— Extracted data —
————————

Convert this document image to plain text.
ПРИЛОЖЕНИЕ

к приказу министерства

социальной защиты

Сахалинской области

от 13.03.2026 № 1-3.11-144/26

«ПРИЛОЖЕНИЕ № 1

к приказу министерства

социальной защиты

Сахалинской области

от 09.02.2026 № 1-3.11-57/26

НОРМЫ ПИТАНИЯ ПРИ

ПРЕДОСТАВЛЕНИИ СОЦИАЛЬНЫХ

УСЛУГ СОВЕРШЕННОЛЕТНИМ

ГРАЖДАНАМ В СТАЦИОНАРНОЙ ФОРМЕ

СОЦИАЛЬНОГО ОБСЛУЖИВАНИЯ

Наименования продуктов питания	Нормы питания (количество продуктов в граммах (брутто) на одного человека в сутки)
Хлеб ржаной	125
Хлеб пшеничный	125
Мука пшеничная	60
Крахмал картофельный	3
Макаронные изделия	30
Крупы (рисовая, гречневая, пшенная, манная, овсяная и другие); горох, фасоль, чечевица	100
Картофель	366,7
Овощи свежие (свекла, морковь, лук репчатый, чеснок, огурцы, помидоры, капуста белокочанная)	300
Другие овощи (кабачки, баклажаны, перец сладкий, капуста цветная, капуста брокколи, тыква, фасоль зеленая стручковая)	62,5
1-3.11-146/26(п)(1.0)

————————

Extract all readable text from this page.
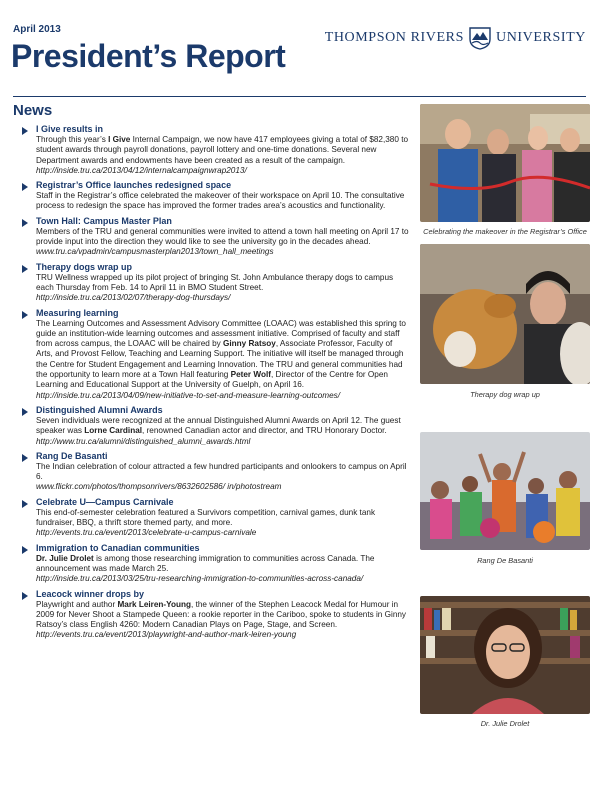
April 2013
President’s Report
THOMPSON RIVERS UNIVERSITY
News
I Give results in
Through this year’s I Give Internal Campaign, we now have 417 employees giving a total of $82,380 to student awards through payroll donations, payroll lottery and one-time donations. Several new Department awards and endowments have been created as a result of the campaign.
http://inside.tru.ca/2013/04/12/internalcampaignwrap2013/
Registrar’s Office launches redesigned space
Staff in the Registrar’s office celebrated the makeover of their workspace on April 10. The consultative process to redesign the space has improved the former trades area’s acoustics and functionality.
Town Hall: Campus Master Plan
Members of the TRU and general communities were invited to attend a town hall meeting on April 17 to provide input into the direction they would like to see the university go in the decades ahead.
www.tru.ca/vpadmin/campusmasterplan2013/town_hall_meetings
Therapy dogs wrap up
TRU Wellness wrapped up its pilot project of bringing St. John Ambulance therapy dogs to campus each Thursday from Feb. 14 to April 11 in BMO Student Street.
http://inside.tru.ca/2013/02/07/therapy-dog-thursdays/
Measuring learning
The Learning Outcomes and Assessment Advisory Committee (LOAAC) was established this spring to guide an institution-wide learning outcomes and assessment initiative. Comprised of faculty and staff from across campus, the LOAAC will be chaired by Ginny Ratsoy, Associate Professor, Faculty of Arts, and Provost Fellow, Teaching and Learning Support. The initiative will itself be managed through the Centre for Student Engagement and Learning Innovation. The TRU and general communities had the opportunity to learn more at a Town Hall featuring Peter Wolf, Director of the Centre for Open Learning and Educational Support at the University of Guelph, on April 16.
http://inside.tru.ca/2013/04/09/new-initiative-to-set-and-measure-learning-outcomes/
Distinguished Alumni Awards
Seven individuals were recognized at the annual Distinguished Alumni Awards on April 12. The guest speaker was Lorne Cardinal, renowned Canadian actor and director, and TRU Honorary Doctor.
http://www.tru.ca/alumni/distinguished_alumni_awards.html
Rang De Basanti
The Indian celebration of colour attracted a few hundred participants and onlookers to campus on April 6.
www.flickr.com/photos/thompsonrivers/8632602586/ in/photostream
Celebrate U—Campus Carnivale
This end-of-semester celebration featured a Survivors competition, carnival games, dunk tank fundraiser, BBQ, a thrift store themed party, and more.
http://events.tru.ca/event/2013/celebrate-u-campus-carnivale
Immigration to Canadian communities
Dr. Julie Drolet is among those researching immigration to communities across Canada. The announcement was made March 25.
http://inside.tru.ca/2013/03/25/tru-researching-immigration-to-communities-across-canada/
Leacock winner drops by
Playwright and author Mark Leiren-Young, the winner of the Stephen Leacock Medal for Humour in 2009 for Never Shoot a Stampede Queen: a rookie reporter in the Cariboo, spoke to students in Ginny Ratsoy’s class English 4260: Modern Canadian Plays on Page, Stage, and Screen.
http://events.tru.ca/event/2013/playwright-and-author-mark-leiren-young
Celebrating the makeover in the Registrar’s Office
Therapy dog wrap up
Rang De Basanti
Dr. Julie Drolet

————————

— Task goal —
Collect the lines that hold "Drolet".

— Written response —
Dr. Julie Drolet is among those researching immigration to communities across Canada. The announcement was made March 25.
Dr. Julie Drolet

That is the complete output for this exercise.